(Dataset entries on figures)
* * * * *
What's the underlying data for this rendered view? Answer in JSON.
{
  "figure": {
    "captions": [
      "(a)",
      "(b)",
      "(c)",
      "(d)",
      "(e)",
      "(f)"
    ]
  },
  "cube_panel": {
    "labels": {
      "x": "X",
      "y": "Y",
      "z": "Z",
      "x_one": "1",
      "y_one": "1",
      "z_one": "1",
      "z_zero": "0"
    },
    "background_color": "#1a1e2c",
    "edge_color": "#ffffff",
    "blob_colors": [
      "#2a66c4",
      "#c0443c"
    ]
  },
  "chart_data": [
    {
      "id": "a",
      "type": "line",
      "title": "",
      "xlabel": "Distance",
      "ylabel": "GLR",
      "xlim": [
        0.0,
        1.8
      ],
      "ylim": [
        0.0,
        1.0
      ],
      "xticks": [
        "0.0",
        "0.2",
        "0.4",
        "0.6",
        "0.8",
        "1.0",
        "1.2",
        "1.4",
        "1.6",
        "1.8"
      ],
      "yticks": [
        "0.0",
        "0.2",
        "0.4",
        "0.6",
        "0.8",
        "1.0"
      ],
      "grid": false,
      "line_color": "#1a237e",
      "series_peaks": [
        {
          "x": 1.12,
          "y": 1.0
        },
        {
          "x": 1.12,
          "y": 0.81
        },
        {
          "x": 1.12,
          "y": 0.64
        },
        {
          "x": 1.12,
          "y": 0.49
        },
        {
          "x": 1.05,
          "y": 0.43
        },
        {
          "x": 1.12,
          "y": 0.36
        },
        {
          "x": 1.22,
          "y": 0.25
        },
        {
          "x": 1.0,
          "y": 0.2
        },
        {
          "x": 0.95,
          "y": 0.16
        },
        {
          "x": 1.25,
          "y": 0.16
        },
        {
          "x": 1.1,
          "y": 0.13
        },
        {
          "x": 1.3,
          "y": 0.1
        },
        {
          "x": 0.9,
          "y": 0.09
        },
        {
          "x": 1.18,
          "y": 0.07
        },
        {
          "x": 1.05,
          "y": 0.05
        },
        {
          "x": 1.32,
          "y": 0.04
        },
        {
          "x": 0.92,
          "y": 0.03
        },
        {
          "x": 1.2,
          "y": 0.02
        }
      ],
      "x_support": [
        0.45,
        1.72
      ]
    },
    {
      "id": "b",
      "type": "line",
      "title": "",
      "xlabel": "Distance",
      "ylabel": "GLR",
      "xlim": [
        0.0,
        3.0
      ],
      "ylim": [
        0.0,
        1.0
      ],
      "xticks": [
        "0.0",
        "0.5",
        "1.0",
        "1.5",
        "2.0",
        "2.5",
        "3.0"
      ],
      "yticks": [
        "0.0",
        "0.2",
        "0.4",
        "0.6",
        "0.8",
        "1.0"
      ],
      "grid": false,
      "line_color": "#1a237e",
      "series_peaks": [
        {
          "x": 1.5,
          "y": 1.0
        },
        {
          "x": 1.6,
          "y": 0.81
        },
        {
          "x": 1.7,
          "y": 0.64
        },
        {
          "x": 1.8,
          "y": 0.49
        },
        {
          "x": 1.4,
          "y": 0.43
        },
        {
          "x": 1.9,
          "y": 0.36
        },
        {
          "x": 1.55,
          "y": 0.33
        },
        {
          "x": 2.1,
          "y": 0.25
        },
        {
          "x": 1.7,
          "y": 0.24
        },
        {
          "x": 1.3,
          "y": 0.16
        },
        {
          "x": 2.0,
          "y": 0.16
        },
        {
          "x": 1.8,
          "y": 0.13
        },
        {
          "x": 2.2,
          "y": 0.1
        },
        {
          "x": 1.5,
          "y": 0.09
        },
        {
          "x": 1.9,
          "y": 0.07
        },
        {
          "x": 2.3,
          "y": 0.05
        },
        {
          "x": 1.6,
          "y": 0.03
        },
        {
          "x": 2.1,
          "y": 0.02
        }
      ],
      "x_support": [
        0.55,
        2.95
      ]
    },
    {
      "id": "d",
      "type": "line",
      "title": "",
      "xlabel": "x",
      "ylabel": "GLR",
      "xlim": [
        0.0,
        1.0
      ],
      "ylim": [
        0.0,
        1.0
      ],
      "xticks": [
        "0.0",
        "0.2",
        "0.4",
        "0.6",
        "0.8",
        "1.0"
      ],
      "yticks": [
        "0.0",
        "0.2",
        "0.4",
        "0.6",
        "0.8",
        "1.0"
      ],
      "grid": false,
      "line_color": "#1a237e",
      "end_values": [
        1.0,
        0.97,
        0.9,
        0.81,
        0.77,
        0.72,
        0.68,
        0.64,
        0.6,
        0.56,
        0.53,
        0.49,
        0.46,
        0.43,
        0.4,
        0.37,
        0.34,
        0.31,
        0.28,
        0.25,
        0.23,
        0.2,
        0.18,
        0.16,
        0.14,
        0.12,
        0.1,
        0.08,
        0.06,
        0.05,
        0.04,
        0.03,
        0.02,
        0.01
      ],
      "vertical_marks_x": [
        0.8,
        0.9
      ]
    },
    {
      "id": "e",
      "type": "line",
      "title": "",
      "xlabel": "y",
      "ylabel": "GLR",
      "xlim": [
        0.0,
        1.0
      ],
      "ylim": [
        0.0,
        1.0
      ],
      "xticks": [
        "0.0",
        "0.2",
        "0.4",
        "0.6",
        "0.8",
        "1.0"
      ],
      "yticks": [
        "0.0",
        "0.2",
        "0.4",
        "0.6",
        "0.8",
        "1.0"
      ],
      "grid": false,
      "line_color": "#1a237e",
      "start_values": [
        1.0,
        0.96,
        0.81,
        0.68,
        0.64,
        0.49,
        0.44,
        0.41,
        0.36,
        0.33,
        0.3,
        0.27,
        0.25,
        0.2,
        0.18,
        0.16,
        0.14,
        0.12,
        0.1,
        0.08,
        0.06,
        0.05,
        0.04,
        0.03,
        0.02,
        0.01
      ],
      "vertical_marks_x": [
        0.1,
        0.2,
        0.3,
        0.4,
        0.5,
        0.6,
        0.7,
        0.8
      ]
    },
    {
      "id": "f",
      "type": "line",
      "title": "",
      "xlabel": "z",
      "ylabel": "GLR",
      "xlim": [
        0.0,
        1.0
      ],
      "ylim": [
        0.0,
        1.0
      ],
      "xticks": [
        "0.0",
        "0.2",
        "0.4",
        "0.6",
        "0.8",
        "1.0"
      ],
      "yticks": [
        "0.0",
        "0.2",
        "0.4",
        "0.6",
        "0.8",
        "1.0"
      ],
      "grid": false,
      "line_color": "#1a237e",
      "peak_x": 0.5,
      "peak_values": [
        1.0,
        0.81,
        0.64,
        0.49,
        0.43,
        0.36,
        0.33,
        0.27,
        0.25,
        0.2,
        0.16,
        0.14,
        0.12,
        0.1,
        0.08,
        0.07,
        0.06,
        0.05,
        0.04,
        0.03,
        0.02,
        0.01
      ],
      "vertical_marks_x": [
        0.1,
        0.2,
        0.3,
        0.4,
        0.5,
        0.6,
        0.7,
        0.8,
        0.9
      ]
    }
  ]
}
* * * * *
What is being asked. Recopy all the lines exactly as they appear.

Exercise output.
What's the underlying data for this rendered view? Answer in JSON.
{
  "figure": {
    "captions": [
      "(a)",
      "(b)",
      "(c)",
      "(d)",
      "(e)",
      "(f)"
    ]
  },
  "cube_panel": {
    "labels": {
      "x": "X",
      "y": "Y",
      "z": "Z",
      "x_one": "1",
      "y_one": "1",
      "z_one": "1",
      "z_zero": "0"
    },
    "background_color": "#1a1e2c",
    "edge_color": "#ffffff",
    "blob_colors": [
      "#2a66c4",
      "#c0443c"
    ]
  },
  "chart_data": [
    {
      "id": "a",
      "type": "line",
      "title": "",
      "xlabel": "Distance",
      "ylabel": "GLR",
      "xlim": [
        0.0,
        1.8
      ],
      "ylim": [
        0.0,
        1.0
      ],
      "xticks": [
        "0.0",
        "0.2",
        "0.4",
        "0.6",
        "0.8",
        "1.0",
        "1.2",
        "1.4",
        "1.6",
        "1.8"
      ],
      "yticks": [
        "0.0",
        "0.2",
        "0.4",
        "0.6",
        "0.8",
        "1.0"
      ],
      "grid": false,
      "line_color": "#1a237e",
      "series_peaks": [
        {
          "x": 1.12,
          "y": 1.0
        },
        {
          "x": 1.12,
          "y": 0.81
        },
        {
          "x": 1.12,
          "y": 0.64
        },
        {
          "x": 1.12,
          "y": 0.49
        },
        {
          "x": 1.05,
          "y": 0.43
        },
        {
          "x": 1.12,
          "y": 0.36
        },
        {
          "x": 1.22,
          "y": 0.25
        },
        {
          "x": 1.0,
          "y": 0.2
        },
        {
          "x": 0.95,
          "y": 0.16
        },
        {
          "x": 1.25,
          "y": 0.16
        },
        {
          "x": 1.1,
          "y": 0.13
        },
        {
          "x": 1.3,
          "y": 0.1
        },
        {
          "x": 0.9,
          "y": 0.09
        },
        {
          "x": 1.18,
          "y": 0.07
        },
        {
          "x": 1.05,
          "y": 0.05
        },
        {
          "x": 1.32,
          "y": 0.04
        },
        {
          "x": 0.92,
          "y": 0.03
        },
        {
          "x": 1.2,
          "y": 0.02
        }
      ],
      "x_support": [
        0.45,
        1.72
      ]
    },
    {
      "id": "b",
      "type": "line",
      "title": "",
      "xlabel": "Distance",
      "ylabel": "GLR",
      "xlim": [
        0.0,
        3.0
      ],
      "ylim": [
        0.0,
        1.0
      ],
      "xticks": [
        "0.0",
        "0.5",
        "1.0",
        "1.5",
        "2.0",
        "2.5",
        "3.0"
      ],
      "yticks": [
        "0.0",
        "0.2",
        "0.4",
        "0.6",
        "0.8",
        "1.0"
      ],
      "grid": false,
      "line_color": "#1a237e",
      "series_peaks": [
        {
          "x": 1.5,
          "y": 1.0
        },
        {
          "x": 1.6,
          "y": 0.81
        },
        {
          "x": 1.7,
          "y": 0.64
        },
        {
          "x": 1.8,
          "y": 0.49
        },
        {
          "x": 1.4,
          "y": 0.43
        },
        {
          "x": 1.9,
          "y": 0.36
        },
        {
          "x": 1.55,
          "y": 0.33
        },
        {
          "x": 2.1,
          "y": 0.25
        },
        {
          "x": 1.7,
          "y": 0.24
        },
        {
          "x": 1.3,
          "y": 0.16
        },
        {
          "x": 2.0,
          "y": 0.16
        },
        {
          "x": 1.8,
          "y": 0.13
        },
        {
          "x": 2.2,
          "y": 0.1
        },
        {
          "x": 1.5,
          "y": 0.09
        },
        {
          "x": 1.9,
          "y": 0.07
        },
        {
          "x": 2.3,
          "y": 0.05
        },
        {
          "x": 1.6,
          "y": 0.03
        },
        {
          "x": 2.1,
          "y": 0.02
        }
      ],
      "x_support": [
        0.55,
        2.95
      ]
    },
    {
      "id": "d",
      "type": "line",
      "title": "",
      "xlabel": "x",
      "ylabel": "GLR",
      "xlim": [
        0.0,
        1.0
      ],
      "ylim": [
        0.0,
        1.0
      ],
      "xticks": [
        "0.0",
        "0.2",
        "0.4",
        "0.6",
        "0.8",
        "1.0"
      ],
      "yticks": [
        "0.0",
        "0.2",
        "0.4",
        "0.6",
        "0.8",
        "1.0"
      ],
      "grid": false,
      "line_color": "#1a237e",
      "end_values": [
        1.0,
        0.97,
        0.9,
        0.81,
        0.77,
        0.72,
        0.68,
        0.64,
        0.6,
        0.56,
        0.53,
        0.49,
        0.46,
        0.43,
        0.4,
        0.37,
        0.34,
        0.31,
        0.28,
        0.25,
        0.23,
        0.2,
        0.18,
        0.16,
        0.14,
        0.12,
        0.1,
        0.08,
        0.06,
        0.05,
        0.04,
        0.03,
        0.02,
        0.01
      ],
      "vertical_marks_x": [
        0.8,
        0.9
      ]
    },
    {
      "id": "e",
      "type": "line",
      "title": "",
      "xlabel": "y",
      "ylabel": "GLR",
      "xlim": [
        0.0,
        1.0
      ],
      "ylim": [
        0.0,
        1.0
      ],
      "xticks": [
        "0.0",
        "0.2",
        "0.4",
        "0.6",
        "0.8",
        "1.0"
      ],
      "yticks": [
        "0.0",
        "0.2",
        "0.4",
        "0.6",
        "0.8",
        "1.0"
      ],
      "grid": false,
      "line_color": "#1a237e",
      "start_values": [
        1.0,
        0.96,
        0.81,
        0.68,
        0.64,
        0.49,
        0.44,
        0.41,
        0.36,
        0.33,
        0.3,
        0.27,
        0.25,
        0.2,
        0.18,
        0.16,
        0.14,
        0.12,
        0.1,
        0.08,
        0.06,
        0.05,
        0.04,
        0.03,
        0.02,
        0.01
      ],
      "vertical_marks_x": [
        0.1,
        0.2,
        0.3,
        0.4,
        0.5,
        0.6,
        0.7,
        0.8
      ]
    },
    {
      "id": "f",
      "type": "line",
      "title": "",
      "xlabel": "z",
      "ylabel": "GLR",
      "xlim": [
        0.0,
        1.0
      ],
      "ylim": [
        0.0,
        1.0
      ],
      "xticks": [
        "0.0",
        "0.2",
        "0.4",
        "0.6",
        "0.8",
        "1.0"
      ],
      "yticks": [
        "0.0",
        "0.2",
        "0.4",
        "0.6",
        "0.8",
        "1.0"
      ],
      "grid": false,
      "line_color": "#1a237e",
      "peak_x": 0.5,
      "peak_values": [
        1.0,
        0.81,
        0.64,
        0.49,
        0.43,
        0.36,
        0.33,
        0.27,
        0.25,
        0.2,
        0.16,
        0.14,
        0.12,
        0.1,
        0.08,
        0.07,
        0.06,
        0.05,
        0.04,
        0.03,
        0.02,
        0.01
      ],
      "vertical_marks_x": [
        0.1,
        0.2,
        0.3,
        0.4,
        0.5,
        0.6,
        0.7,
        0.8,
        0.9
      ]
    }
  ]
}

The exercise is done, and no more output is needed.